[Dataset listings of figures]
- - -
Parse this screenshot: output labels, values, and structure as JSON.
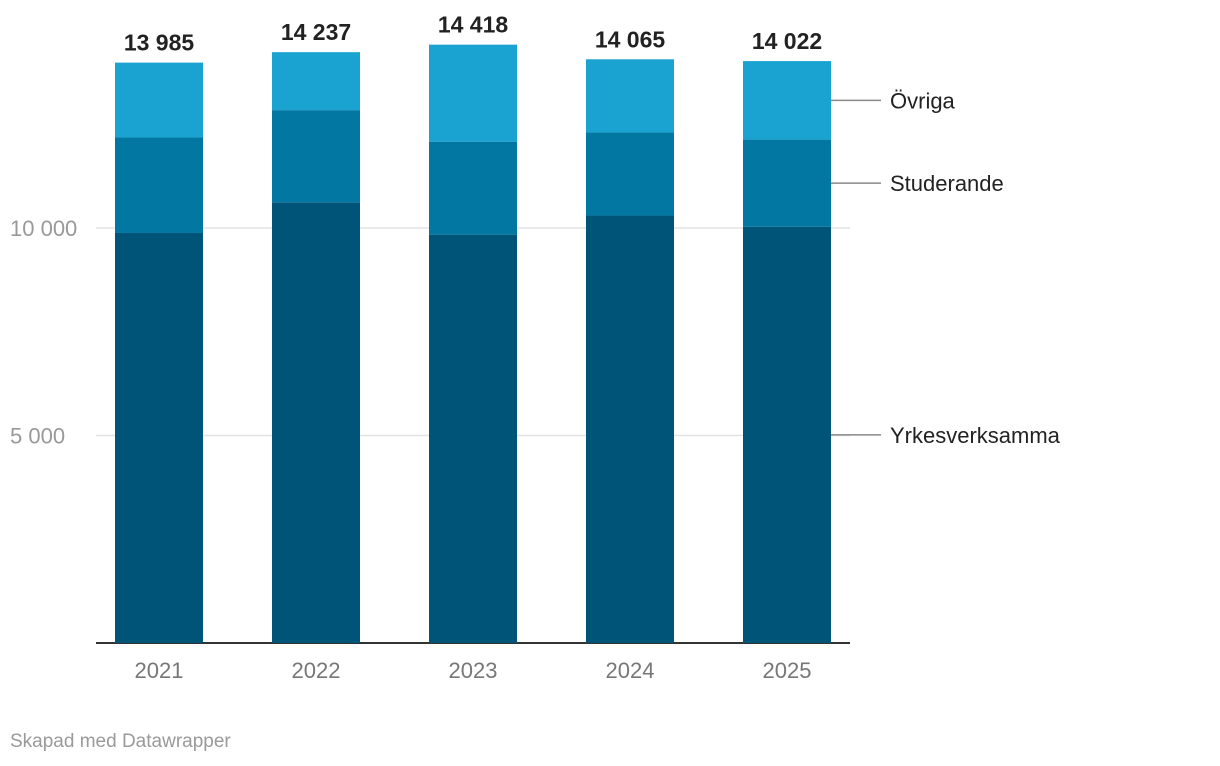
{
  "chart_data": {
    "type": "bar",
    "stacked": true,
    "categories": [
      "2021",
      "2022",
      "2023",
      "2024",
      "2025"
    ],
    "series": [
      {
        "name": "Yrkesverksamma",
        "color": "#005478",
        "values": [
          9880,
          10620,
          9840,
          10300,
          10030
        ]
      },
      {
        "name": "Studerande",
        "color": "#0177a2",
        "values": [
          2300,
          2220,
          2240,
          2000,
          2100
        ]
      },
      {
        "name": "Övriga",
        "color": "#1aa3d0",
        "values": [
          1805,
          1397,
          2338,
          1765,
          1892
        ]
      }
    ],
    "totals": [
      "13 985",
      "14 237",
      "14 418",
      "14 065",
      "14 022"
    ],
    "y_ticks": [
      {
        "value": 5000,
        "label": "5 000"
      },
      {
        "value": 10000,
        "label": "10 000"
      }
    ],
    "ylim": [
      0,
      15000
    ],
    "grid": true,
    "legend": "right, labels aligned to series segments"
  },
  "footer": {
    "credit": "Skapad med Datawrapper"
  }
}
- - -
All of the entries need to be transcribed word for word; pictures are left out.

Parse this screenshot: output labels, values, and structure as JSON.
{
  "chart_data": {
    "type": "bar",
    "stacked": true,
    "categories": [
      "2021",
      "2022",
      "2023",
      "2024",
      "2025"
    ],
    "series": [
      {
        "name": "Yrkesverksamma",
        "color": "#005478",
        "values": [
          9880,
          10620,
          9840,
          10300,
          10030
        ]
      },
      {
        "name": "Studerande",
        "color": "#0177a2",
        "values": [
          2300,
          2220,
          2240,
          2000,
          2100
        ]
      },
      {
        "name": "Övriga",
        "color": "#1aa3d0",
        "values": [
          1805,
          1397,
          2338,
          1765,
          1892
        ]
      }
    ],
    "totals": [
      "13 985",
      "14 237",
      "14 418",
      "14 065",
      "14 022"
    ],
    "y_ticks": [
      {
        "value": 5000,
        "label": "5 000"
      },
      {
        "value": 10000,
        "label": "10 000"
      }
    ],
    "ylim": [
      0,
      15000
    ],
    "grid": true,
    "legend": "right, labels aligned to series segments"
  },
  "footer": {
    "credit": "Skapad med Datawrapper"
  }
}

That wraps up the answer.